▸ **DIRECTIONS FOR THIS TASK**: Without the pictures, print each of the records below exactly as it appears.

▸ **INPUT**:
....

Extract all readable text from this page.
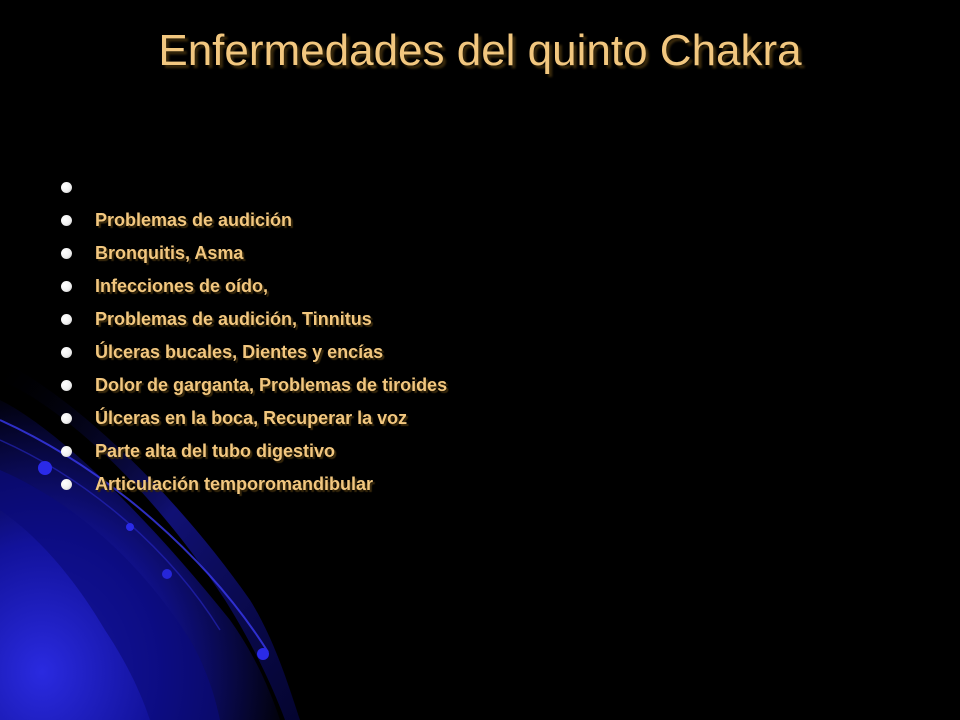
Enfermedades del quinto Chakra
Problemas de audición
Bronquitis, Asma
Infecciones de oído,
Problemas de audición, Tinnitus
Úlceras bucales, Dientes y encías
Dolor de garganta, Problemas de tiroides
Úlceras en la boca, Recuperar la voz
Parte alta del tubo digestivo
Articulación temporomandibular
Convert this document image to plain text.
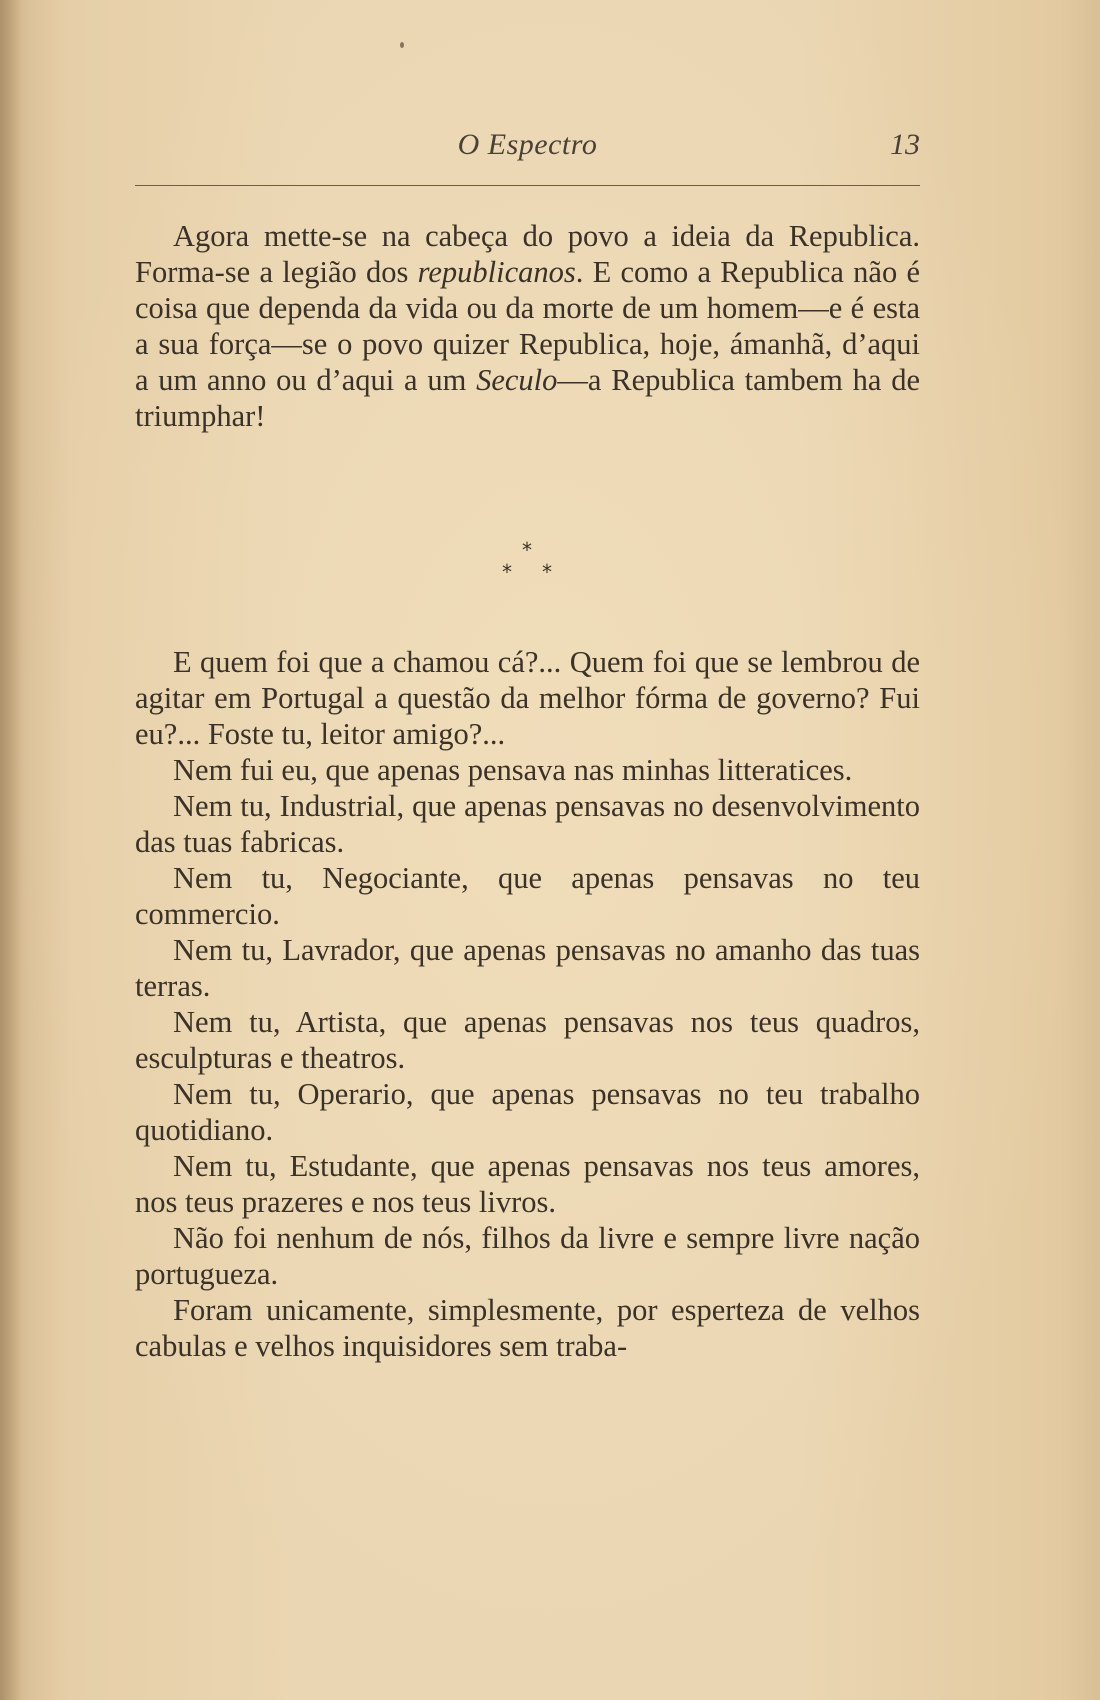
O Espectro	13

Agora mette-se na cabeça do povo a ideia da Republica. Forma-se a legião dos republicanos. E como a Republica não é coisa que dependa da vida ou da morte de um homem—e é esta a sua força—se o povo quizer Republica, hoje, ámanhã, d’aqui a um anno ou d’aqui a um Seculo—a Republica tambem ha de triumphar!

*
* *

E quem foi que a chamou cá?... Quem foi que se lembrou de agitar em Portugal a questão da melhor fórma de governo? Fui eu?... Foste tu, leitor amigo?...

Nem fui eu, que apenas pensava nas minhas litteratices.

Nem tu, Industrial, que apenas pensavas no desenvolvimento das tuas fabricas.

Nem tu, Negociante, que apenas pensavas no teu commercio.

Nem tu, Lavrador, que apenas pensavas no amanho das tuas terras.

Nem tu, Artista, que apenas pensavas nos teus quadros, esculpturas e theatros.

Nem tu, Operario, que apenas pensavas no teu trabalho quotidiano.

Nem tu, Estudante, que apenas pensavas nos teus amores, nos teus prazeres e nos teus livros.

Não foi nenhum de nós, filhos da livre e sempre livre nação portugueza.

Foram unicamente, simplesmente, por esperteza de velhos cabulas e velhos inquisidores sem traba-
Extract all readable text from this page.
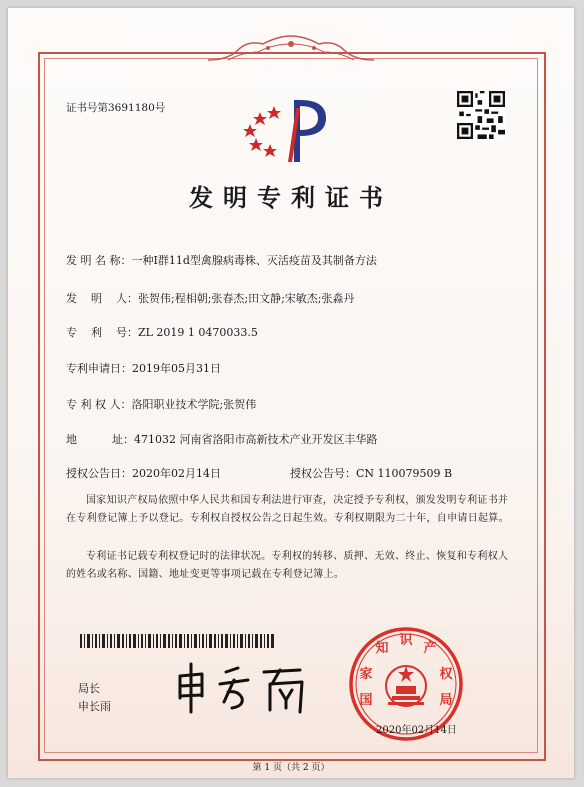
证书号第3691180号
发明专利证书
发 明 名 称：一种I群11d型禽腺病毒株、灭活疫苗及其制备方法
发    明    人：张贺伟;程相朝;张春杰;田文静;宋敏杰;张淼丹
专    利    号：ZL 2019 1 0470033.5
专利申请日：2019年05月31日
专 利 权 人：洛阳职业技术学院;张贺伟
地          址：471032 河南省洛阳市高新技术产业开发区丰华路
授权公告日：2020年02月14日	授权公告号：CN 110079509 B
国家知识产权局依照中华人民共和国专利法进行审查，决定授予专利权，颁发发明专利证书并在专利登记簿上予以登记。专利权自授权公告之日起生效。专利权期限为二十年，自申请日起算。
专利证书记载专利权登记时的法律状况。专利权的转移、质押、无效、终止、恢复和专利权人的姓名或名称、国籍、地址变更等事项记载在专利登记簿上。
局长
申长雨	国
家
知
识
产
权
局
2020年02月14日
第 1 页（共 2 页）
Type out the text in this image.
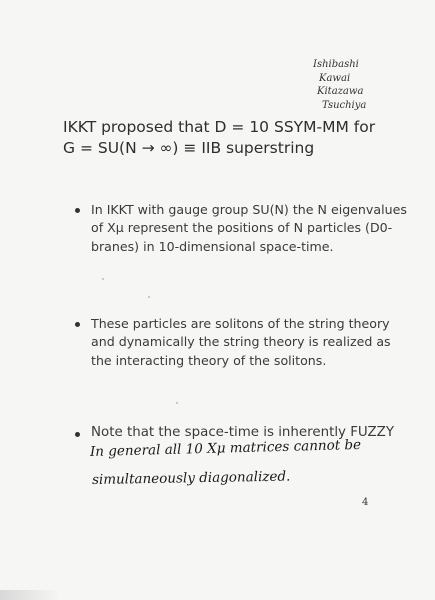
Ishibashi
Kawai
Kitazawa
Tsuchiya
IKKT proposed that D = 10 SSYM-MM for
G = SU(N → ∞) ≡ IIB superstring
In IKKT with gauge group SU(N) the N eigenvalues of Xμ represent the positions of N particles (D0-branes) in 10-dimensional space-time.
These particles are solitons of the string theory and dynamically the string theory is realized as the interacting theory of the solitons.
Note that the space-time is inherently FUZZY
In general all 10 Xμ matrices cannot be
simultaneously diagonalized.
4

....

▸ **CORRECT RESPONSE**:
Extract all readable text from this page.
Enfermedades del quinto Chakra
Problemas de audición
Bronquitis, Asma
Infecciones de oído,
Problemas de audición, Tinnitus
Úlceras bucales, Dientes y encías
Dolor de garganta, Problemas de tiroides
Úlceras en la boca, Recuperar la voz
Parte alta del tubo digestivo
Articulación temporomandibular
Convert this document image to plain text.
O Espectro	13

Agora mette-se na cabeça do povo a ideia da Republica. Forma-se a legião dos republicanos. E como a Republica não é coisa que dependa da vida ou da morte de um homem—e é esta a sua força—se o povo quizer Republica, hoje, ámanhã, d’aqui a um anno ou d’aqui a um Seculo—a Republica tambem ha de triumphar!

*
* *

E quem foi que a chamou cá?... Quem foi que se lembrou de agitar em Portugal a questão da melhor fórma de governo? Fui eu?... Foste tu, leitor amigo?...

Nem fui eu, que apenas pensava nas minhas litteratices.

Nem tu, Industrial, que apenas pensavas no desenvolvimento das tuas fabricas.

Nem tu, Negociante, que apenas pensavas no teu commercio.

Nem tu, Lavrador, que apenas pensavas no amanho das tuas terras.

Nem tu, Artista, que apenas pensavas nos teus quadros, esculpturas e theatros.

Nem tu, Operario, que apenas pensavas no teu trabalho quotidiano.

Nem tu, Estudante, que apenas pensavas nos teus amores, nos teus prazeres e nos teus livros.

Não foi nenhum de nós, filhos da livre e sempre livre nação portugueza.

Foram unicamente, simplesmente, por esperteza de velhos cabulas e velhos inquisidores sem traba-
Extract all readable text from this page.
证书号第3691180号
发明专利证书
发 明 名 称：一种I群11d型禽腺病毒株、灭活疫苗及其制备方法
发    明    人：张贺伟;程相朝;张春杰;田文静;宋敏杰;张淼丹
专    利    号：ZL 2019 1 0470033.5
专利申请日：2019年05月31日
专 利 权 人：洛阳职业技术学院;张贺伟
地          址：471032 河南省洛阳市高新技术产业开发区丰华路
授权公告日：2020年02月14日	授权公告号：CN 110079509 B
国家知识产权局依照中华人民共和国专利法进行审查，决定授予专利权，颁发发明专利证书并在专利登记簿上予以登记。专利权自授权公告之日起生效。专利权期限为二十年，自申请日起算。
专利证书记载专利权登记时的法律状况。专利权的转移、质押、无效、终止、恢复和专利权人的姓名或名称、国籍、地址变更等事项记载在专利登记簿上。
局长
申长雨	国
家
知
识
产
权
局
2020年02月14日
第 1 页（共 2 页）
Type out the text in this image.
Ishibashi
Kawai
Kitazawa
Tsuchiya
IKKT proposed that D = 10 SSYM-MM for
G = SU(N → ∞) ≡ IIB superstring
In IKKT with gauge group SU(N) the N eigenvalues of Xμ represent the positions of N particles (D0-branes) in 10-dimensional space-time.
These particles are solitons of the string theory and dynamically the string theory is realized as the interacting theory of the solitons.
Note that the space-time is inherently FUZZY
In general all 10 Xμ matrices cannot be
simultaneously diagonalized.
4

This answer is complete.